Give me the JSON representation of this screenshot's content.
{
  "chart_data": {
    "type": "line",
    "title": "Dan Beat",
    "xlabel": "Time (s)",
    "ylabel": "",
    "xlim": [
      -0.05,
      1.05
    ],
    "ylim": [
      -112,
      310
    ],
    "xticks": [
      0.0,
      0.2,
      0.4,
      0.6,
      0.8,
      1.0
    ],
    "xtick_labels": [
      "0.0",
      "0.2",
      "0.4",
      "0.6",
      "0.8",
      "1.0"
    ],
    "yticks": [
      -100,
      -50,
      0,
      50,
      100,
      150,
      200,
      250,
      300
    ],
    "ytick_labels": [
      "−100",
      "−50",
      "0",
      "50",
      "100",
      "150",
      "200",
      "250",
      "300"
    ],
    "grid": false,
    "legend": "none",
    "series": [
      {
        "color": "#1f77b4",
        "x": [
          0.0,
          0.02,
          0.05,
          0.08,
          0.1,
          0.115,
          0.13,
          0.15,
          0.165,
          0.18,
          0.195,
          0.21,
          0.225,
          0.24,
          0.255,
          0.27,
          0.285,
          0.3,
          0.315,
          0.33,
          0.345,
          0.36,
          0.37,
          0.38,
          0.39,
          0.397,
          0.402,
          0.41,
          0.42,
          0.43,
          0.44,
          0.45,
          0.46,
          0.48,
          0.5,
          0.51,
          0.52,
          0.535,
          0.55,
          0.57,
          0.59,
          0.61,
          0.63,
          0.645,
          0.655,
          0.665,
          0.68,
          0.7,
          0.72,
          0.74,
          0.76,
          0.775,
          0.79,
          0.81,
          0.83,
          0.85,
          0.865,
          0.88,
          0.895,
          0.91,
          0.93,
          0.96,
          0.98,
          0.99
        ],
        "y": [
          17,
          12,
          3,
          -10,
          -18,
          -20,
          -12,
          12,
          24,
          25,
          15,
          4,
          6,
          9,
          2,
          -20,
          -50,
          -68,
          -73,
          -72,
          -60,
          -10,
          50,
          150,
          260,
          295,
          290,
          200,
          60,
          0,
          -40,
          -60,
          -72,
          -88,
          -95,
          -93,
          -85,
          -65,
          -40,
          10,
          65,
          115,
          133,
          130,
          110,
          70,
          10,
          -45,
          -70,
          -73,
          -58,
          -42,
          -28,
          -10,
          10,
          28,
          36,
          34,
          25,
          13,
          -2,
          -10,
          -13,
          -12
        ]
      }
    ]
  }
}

What you need to do: Write down every line of the data exactly as it appears above.

Result:
Give me the JSON representation of this screenshot's content.
{
  "chart_data": {
    "type": "line",
    "title": "Dan Beat",
    "xlabel": "Time (s)",
    "ylabel": "",
    "xlim": [
      -0.05,
      1.05
    ],
    "ylim": [
      -112,
      310
    ],
    "xticks": [
      0.0,
      0.2,
      0.4,
      0.6,
      0.8,
      1.0
    ],
    "xtick_labels": [
      "0.0",
      "0.2",
      "0.4",
      "0.6",
      "0.8",
      "1.0"
    ],
    "yticks": [
      -100,
      -50,
      0,
      50,
      100,
      150,
      200,
      250,
      300
    ],
    "ytick_labels": [
      "−100",
      "−50",
      "0",
      "50",
      "100",
      "150",
      "200",
      "250",
      "300"
    ],
    "grid": false,
    "legend": "none",
    "series": [
      {
        "color": "#1f77b4",
        "x": [
          0.0,
          0.02,
          0.05,
          0.08,
          0.1,
          0.115,
          0.13,
          0.15,
          0.165,
          0.18,
          0.195,
          0.21,
          0.225,
          0.24,
          0.255,
          0.27,
          0.285,
          0.3,
          0.315,
          0.33,
          0.345,
          0.36,
          0.37,
          0.38,
          0.39,
          0.397,
          0.402,
          0.41,
          0.42,
          0.43,
          0.44,
          0.45,
          0.46,
          0.48,
          0.5,
          0.51,
          0.52,
          0.535,
          0.55,
          0.57,
          0.59,
          0.61,
          0.63,
          0.645,
          0.655,
          0.665,
          0.68,
          0.7,
          0.72,
          0.74,
          0.76,
          0.775,
          0.79,
          0.81,
          0.83,
          0.85,
          0.865,
          0.88,
          0.895,
          0.91,
          0.93,
          0.96,
          0.98,
          0.99
        ],
        "y": [
          17,
          12,
          3,
          -10,
          -18,
          -20,
          -12,
          12,
          24,
          25,
          15,
          4,
          6,
          9,
          2,
          -20,
          -50,
          -68,
          -73,
          -72,
          -60,
          -10,
          50,
          150,
          260,
          295,
          290,
          200,
          60,
          0,
          -40,
          -60,
          -72,
          -88,
          -95,
          -93,
          -85,
          -65,
          -40,
          10,
          65,
          115,
          133,
          130,
          110,
          70,
          10,
          -45,
          -70,
          -73,
          -58,
          -42,
          -28,
          -10,
          10,
          28,
          36,
          34,
          25,
          13,
          -2,
          -10,
          -13,
          -12
        ]
      }
    ]
  }
}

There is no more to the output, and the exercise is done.